* THE PROBLEM:
Carry on the racing-fan season roundup from the point where it ends, adding a few paragraphs in the same style.

* GIVEN TEXT:
*** Begin section ***

Bethlehem, Pa.’s Ron Oswald had led the standing right to the white flag but had to settle for second with a 127 race/38 track/10 state season. Amazingly, New York’s Five Mile Point and Utica-Rome Speedways, with 11 and 10 races, respectively, were his most visited speedways.
“The fans in New York don’t know how lucky they have it with all of the tracks still running modifieds,” declared Oswald, who says his top shows included the Hurricane 100 at Brewerton, Tim McCreadie’s three-wide win at Volusia, Fla., and a Bryan Clausen score at Arizona’s Canyon Raceway Park.
On the negative side, Oswald cites a three-way tie for worst show of 2013, saying “The ‘King of the Mountain’ show at Mountain Speedway lasted eight hours, the Tuesday portion of the ‘Battle at the Beach’ in Daytona was terrible and equally unimpressive was the very, very, very long two days of the Turkey Derby at Wall Stadium.”
Oswald spent $2,191 on admissions, as he enjoyed his retirement, and adds that, “The best food is found at any track that serves Hoffman hot dogs or salt potatoes,” another sign of his love for New York racing.
Mid-westerner Kevin Babcock was but a single race off Oswald’s pace, enjoying his 126 races at 46 tracks in eight states after a ton of rainouts in the spring. His No. 1 show of the year was the Herald and Review 100 at Macon, Ill., closely followed by the ASCS Nationals at Missouri’s U.S. 36 Raceway.
All told, he travelled 22,045 miles, spending $2,100 on admissions and around $1,800 on motel rooms.
“I like big special events but they are becoming more difficult to enjoy,” summed up Babcock. “Too many people come just to party and these people are usually successful in ruining a nice event for the fans that are unfortunate enough to be sitting anywhere near them.”
121 races at 56 speedways in 14 states put Cortland, Ohio, fan Ben Trask fourth at the checkers. The longtime SuperFan tipped that he saw great racing at Bubba Raceway Park and Volusia Speedway Park in Florida to start off his year, followed by winners at Boyd’s Speedway in Georgia and Tennessee’s Cleveland Speedway. He also loved shows at Winchester, Va., the Gas City, Ind., USAC sprint round, a Danny Johnson win at Brewerton, N.Y., a November race at Duck River and, to close out the year, a December show at Southern Cross.

*** End section ***

* SUPPLIED INFORMATION:
*** Begin section ***

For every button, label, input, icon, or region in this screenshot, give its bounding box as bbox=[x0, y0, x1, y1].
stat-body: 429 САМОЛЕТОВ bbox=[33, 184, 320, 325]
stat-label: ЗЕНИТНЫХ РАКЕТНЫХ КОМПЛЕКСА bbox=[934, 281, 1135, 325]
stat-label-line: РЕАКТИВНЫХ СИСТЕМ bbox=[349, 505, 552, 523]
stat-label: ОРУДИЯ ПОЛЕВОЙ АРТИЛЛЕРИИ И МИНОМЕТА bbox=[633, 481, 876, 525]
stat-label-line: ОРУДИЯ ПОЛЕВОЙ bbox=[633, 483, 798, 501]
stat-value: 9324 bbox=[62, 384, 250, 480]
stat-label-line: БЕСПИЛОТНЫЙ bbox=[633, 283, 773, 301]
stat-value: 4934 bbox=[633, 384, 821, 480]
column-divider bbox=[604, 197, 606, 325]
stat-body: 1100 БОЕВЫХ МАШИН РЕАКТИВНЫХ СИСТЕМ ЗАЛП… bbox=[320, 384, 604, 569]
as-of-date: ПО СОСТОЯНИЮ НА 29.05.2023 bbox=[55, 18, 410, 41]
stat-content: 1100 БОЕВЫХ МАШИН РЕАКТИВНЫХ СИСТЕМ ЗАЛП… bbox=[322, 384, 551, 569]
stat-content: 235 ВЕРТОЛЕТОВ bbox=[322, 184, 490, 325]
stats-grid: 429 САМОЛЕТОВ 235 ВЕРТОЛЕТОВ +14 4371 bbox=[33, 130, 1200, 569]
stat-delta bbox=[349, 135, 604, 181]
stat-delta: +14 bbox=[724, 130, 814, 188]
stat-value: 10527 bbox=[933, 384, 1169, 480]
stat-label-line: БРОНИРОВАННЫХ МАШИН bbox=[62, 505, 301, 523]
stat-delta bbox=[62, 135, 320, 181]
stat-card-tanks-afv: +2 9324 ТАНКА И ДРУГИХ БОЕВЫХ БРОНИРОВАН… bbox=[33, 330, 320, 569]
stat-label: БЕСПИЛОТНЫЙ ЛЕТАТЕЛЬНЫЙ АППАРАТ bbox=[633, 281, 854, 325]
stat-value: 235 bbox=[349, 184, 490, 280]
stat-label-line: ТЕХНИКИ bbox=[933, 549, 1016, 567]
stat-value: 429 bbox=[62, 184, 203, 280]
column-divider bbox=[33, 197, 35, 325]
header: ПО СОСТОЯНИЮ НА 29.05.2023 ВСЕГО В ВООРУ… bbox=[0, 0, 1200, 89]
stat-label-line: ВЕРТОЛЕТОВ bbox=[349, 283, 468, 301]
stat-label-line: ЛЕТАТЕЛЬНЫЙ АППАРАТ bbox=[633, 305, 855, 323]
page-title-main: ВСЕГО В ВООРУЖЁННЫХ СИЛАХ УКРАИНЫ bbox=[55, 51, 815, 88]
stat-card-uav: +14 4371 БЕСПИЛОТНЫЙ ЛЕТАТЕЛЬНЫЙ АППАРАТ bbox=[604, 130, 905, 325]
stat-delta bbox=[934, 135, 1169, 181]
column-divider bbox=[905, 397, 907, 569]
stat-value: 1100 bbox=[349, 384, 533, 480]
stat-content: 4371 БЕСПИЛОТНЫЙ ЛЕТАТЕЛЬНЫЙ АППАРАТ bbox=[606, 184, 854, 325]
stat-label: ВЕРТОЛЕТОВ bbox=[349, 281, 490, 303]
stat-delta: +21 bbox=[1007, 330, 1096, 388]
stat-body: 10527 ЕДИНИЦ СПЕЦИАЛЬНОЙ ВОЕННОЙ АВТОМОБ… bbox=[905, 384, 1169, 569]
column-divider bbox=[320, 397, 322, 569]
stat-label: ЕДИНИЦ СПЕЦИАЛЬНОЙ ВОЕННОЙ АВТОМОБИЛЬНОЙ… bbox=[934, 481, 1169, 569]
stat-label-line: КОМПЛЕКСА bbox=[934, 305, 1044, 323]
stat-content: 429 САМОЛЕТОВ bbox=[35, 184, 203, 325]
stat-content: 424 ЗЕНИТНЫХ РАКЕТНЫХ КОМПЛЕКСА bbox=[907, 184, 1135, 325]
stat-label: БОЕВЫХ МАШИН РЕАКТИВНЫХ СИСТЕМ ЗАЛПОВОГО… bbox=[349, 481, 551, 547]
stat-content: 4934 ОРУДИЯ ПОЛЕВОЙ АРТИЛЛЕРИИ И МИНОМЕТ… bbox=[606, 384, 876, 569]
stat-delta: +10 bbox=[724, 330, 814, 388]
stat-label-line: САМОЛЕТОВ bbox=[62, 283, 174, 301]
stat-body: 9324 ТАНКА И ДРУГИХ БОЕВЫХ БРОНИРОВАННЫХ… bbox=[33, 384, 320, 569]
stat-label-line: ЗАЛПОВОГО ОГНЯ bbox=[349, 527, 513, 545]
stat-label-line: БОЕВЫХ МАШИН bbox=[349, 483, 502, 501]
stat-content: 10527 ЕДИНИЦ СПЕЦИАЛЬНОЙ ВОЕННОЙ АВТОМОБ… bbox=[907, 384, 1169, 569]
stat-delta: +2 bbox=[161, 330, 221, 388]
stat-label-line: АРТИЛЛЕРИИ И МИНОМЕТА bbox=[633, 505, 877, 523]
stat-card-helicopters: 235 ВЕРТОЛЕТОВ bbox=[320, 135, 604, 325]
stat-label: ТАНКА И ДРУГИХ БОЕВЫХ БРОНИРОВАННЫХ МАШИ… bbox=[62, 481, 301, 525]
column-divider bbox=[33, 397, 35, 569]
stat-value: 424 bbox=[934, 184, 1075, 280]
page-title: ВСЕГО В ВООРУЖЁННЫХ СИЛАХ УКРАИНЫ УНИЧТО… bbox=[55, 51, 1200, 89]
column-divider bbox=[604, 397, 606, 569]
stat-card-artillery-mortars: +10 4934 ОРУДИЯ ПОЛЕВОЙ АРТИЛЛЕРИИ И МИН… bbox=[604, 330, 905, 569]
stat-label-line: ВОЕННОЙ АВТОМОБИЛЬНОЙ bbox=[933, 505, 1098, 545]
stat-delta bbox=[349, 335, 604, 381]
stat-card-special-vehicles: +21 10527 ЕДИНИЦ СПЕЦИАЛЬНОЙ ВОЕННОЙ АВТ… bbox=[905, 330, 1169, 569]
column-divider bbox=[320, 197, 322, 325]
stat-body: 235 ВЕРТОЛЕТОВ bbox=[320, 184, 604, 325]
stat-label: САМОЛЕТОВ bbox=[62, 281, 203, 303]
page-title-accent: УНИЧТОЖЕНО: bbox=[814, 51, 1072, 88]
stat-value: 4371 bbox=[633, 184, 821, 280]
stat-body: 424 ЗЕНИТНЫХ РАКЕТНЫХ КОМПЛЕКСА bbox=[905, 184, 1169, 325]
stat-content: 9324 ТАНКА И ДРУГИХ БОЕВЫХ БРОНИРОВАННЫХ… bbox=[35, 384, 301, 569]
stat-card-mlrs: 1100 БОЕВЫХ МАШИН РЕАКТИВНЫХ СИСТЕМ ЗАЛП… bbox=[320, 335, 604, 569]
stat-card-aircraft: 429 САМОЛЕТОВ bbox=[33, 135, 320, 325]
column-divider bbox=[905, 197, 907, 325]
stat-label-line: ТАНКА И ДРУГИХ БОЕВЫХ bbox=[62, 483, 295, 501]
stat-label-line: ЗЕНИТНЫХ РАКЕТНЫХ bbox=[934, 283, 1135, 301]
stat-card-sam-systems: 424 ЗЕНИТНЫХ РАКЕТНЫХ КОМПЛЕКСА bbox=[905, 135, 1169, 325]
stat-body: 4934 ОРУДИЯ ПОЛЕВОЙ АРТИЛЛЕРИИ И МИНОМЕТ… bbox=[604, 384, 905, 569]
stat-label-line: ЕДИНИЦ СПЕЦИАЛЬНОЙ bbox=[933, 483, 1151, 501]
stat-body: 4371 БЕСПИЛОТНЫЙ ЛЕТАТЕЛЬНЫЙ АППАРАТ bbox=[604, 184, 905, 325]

*** End section ***

* RESULT FOR THIS EXERCISE:
“I’ll only mention two stinkers,” said Trask. “The Daytona backstretch modified race and Clary’s long, drawn out show in December were hard to sit through. Otherwise, I have the same complaints as always – late starts, long shows and dust. You would think tracks would get better over the years but some never learn, so there are fewer and fewer visits to them.”
On the food front, Trask closes with his feeling that Port Royal is best, followed closely by Oakshade.
Rounding out the top five was another Pennsylvanian, Marshall Kern of Slatedale, who got out to 110 races at 23 tracks, in the process spending $1,351 on tickets and $3,078 overall.
Kern believes the best weekly shows on dirt are the sprints at Lincoln and the Speedsters at Kutztown, saying, “Both tracks start on time and keep the events moving at a good pace. And at Kutztown, the wingless 600 Micro sprints and the Speedsters are both exciting.”
Weekly pavement honors go to Mahoning Speedway in Lehighton, which Marshall calls “Hard to beat, with good action and a timely show.”
His worst shows included a four hour, 45 minute two-division show at New Egypt where the RoC modifieds found a rough track and intermission stretched to some 55 minutes and a seven-plus hour show at Bridgeport that started 45 minutes late, then had a one-hour intermission followed by a one and a half hour modified feature with 17 yellows for flat tires. Kern also disliked the aforementioned Mountain Speedway marathon, saying it “went more than eight hours for five divisions after starting 40 minutes late.
“But even with a few bad shows at times, I still enjoy short track racing,” summed up Kern for SuperFans everywhere.